▶ [MATERIAL]:
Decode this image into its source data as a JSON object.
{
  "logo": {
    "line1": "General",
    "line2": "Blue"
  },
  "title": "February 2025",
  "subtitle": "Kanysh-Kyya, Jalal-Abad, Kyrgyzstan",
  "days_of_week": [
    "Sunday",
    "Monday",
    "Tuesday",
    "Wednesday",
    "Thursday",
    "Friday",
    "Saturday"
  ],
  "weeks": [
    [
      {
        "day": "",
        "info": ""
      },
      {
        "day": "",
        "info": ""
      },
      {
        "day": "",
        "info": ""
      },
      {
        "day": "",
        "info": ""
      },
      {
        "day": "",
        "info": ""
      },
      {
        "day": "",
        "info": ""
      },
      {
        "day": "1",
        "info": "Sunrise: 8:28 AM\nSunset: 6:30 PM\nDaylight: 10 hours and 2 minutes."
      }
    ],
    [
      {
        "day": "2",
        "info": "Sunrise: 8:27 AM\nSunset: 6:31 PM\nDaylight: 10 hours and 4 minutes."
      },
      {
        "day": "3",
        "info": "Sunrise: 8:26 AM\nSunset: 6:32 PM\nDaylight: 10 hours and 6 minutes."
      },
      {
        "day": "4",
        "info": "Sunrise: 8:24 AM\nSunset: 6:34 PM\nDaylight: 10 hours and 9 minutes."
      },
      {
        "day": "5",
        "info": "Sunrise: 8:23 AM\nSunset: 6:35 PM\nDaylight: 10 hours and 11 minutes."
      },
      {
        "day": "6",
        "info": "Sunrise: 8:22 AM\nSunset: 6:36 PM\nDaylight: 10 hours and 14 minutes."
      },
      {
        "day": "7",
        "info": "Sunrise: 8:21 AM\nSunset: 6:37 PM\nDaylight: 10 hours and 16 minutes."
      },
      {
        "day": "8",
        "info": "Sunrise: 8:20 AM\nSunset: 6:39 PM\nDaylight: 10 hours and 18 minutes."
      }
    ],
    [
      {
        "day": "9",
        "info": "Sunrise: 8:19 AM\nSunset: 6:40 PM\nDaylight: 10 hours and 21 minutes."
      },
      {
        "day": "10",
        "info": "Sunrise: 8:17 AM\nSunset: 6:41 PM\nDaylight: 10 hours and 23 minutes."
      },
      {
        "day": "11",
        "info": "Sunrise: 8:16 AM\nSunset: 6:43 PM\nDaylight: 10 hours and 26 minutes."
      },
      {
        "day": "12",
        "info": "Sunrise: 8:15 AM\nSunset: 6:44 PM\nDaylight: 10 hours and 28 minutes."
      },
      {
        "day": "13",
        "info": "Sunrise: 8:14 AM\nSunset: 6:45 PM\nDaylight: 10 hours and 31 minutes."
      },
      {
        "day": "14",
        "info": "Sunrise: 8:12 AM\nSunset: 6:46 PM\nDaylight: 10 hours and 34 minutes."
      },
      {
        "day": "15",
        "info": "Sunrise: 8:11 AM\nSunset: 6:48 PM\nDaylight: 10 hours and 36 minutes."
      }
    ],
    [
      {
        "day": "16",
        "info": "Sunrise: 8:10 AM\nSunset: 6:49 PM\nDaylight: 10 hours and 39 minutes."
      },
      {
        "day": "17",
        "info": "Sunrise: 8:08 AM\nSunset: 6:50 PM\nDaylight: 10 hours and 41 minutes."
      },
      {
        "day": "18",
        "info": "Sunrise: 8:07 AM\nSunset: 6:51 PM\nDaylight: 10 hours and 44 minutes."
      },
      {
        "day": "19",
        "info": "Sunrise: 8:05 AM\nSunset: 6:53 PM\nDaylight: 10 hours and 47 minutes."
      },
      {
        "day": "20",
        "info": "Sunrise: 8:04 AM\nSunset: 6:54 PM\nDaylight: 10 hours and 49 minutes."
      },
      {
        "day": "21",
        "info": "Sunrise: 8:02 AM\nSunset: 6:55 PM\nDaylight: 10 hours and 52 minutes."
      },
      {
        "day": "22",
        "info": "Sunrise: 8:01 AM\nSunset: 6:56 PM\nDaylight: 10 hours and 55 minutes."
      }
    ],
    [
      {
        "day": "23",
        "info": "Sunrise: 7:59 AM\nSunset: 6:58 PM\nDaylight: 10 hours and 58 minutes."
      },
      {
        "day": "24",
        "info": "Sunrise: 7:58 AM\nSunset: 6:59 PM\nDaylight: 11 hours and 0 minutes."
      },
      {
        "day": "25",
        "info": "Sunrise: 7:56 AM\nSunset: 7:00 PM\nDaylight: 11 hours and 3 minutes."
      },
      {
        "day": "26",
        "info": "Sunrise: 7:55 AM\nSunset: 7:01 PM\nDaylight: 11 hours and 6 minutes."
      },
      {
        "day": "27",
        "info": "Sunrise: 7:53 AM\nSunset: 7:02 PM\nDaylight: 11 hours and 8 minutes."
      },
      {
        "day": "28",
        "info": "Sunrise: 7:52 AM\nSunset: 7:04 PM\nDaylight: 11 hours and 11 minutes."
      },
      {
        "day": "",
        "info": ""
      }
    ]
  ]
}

▶ [DO THIS]: Retype the whole listing above exactly.

▶ [SOLUTION]:
Decode this image into its source data as a JSON object.
{
  "logo": {
    "line1": "General",
    "line2": "Blue"
  },
  "title": "February 2025",
  "subtitle": "Kanysh-Kyya, Jalal-Abad, Kyrgyzstan",
  "days_of_week": [
    "Sunday",
    "Monday",
    "Tuesday",
    "Wednesday",
    "Thursday",
    "Friday",
    "Saturday"
  ],
  "weeks": [
    [
      {
        "day": "",
        "info": ""
      },
      {
        "day": "",
        "info": ""
      },
      {
        "day": "",
        "info": ""
      },
      {
        "day": "",
        "info": ""
      },
      {
        "day": "",
        "info": ""
      },
      {
        "day": "",
        "info": ""
      },
      {
        "day": "1",
        "info": "Sunrise: 8:28 AM\nSunset: 6:30 PM\nDaylight: 10 hours and 2 minutes."
      }
    ],
    [
      {
        "day": "2",
        "info": "Sunrise: 8:27 AM\nSunset: 6:31 PM\nDaylight: 10 hours and 4 minutes."
      },
      {
        "day": "3",
        "info": "Sunrise: 8:26 AM\nSunset: 6:32 PM\nDaylight: 10 hours and 6 minutes."
      },
      {
        "day": "4",
        "info": "Sunrise: 8:24 AM\nSunset: 6:34 PM\nDaylight: 10 hours and 9 minutes."
      },
      {
        "day": "5",
        "info": "Sunrise: 8:23 AM\nSunset: 6:35 PM\nDaylight: 10 hours and 11 minutes."
      },
      {
        "day": "6",
        "info": "Sunrise: 8:22 AM\nSunset: 6:36 PM\nDaylight: 10 hours and 14 minutes."
      },
      {
        "day": "7",
        "info": "Sunrise: 8:21 AM\nSunset: 6:37 PM\nDaylight: 10 hours and 16 minutes."
      },
      {
        "day": "8",
        "info": "Sunrise: 8:20 AM\nSunset: 6:39 PM\nDaylight: 10 hours and 18 minutes."
      }
    ],
    [
      {
        "day": "9",
        "info": "Sunrise: 8:19 AM\nSunset: 6:40 PM\nDaylight: 10 hours and 21 minutes."
      },
      {
        "day": "10",
        "info": "Sunrise: 8:17 AM\nSunset: 6:41 PM\nDaylight: 10 hours and 23 minutes."
      },
      {
        "day": "11",
        "info": "Sunrise: 8:16 AM\nSunset: 6:43 PM\nDaylight: 10 hours and 26 minutes."
      },
      {
        "day": "12",
        "info": "Sunrise: 8:15 AM\nSunset: 6:44 PM\nDaylight: 10 hours and 28 minutes."
      },
      {
        "day": "13",
        "info": "Sunrise: 8:14 AM\nSunset: 6:45 PM\nDaylight: 10 hours and 31 minutes."
      },
      {
        "day": "14",
        "info": "Sunrise: 8:12 AM\nSunset: 6:46 PM\nDaylight: 10 hours and 34 minutes."
      },
      {
        "day": "15",
        "info": "Sunrise: 8:11 AM\nSunset: 6:48 PM\nDaylight: 10 hours and 36 minutes."
      }
    ],
    [
      {
        "day": "16",
        "info": "Sunrise: 8:10 AM\nSunset: 6:49 PM\nDaylight: 10 hours and 39 minutes."
      },
      {
        "day": "17",
        "info": "Sunrise: 8:08 AM\nSunset: 6:50 PM\nDaylight: 10 hours and 41 minutes."
      },
      {
        "day": "18",
        "info": "Sunrise: 8:07 AM\nSunset: 6:51 PM\nDaylight: 10 hours and 44 minutes."
      },
      {
        "day": "19",
        "info": "Sunrise: 8:05 AM\nSunset: 6:53 PM\nDaylight: 10 hours and 47 minutes."
      },
      {
        "day": "20",
        "info": "Sunrise: 8:04 AM\nSunset: 6:54 PM\nDaylight: 10 hours and 49 minutes."
      },
      {
        "day": "21",
        "info": "Sunrise: 8:02 AM\nSunset: 6:55 PM\nDaylight: 10 hours and 52 minutes."
      },
      {
        "day": "22",
        "info": "Sunrise: 8:01 AM\nSunset: 6:56 PM\nDaylight: 10 hours and 55 minutes."
      }
    ],
    [
      {
        "day": "23",
        "info": "Sunrise: 7:59 AM\nSunset: 6:58 PM\nDaylight: 10 hours and 58 minutes."
      },
      {
        "day": "24",
        "info": "Sunrise: 7:58 AM\nSunset: 6:59 PM\nDaylight: 11 hours and 0 minutes."
      },
      {
        "day": "25",
        "info": "Sunrise: 7:56 AM\nSunset: 7:00 PM\nDaylight: 11 hours and 3 minutes."
      },
      {
        "day": "26",
        "info": "Sunrise: 7:55 AM\nSunset: 7:01 PM\nDaylight: 11 hours and 6 minutes."
      },
      {
        "day": "27",
        "info": "Sunrise: 7:53 AM\nSunset: 7:02 PM\nDaylight: 11 hours and 8 minutes."
      },
      {
        "day": "28",
        "info": "Sunrise: 7:52 AM\nSunset: 7:04 PM\nDaylight: 11 hours and 11 minutes."
      },
      {
        "day": "",
        "info": ""
      }
    ]
  ]
}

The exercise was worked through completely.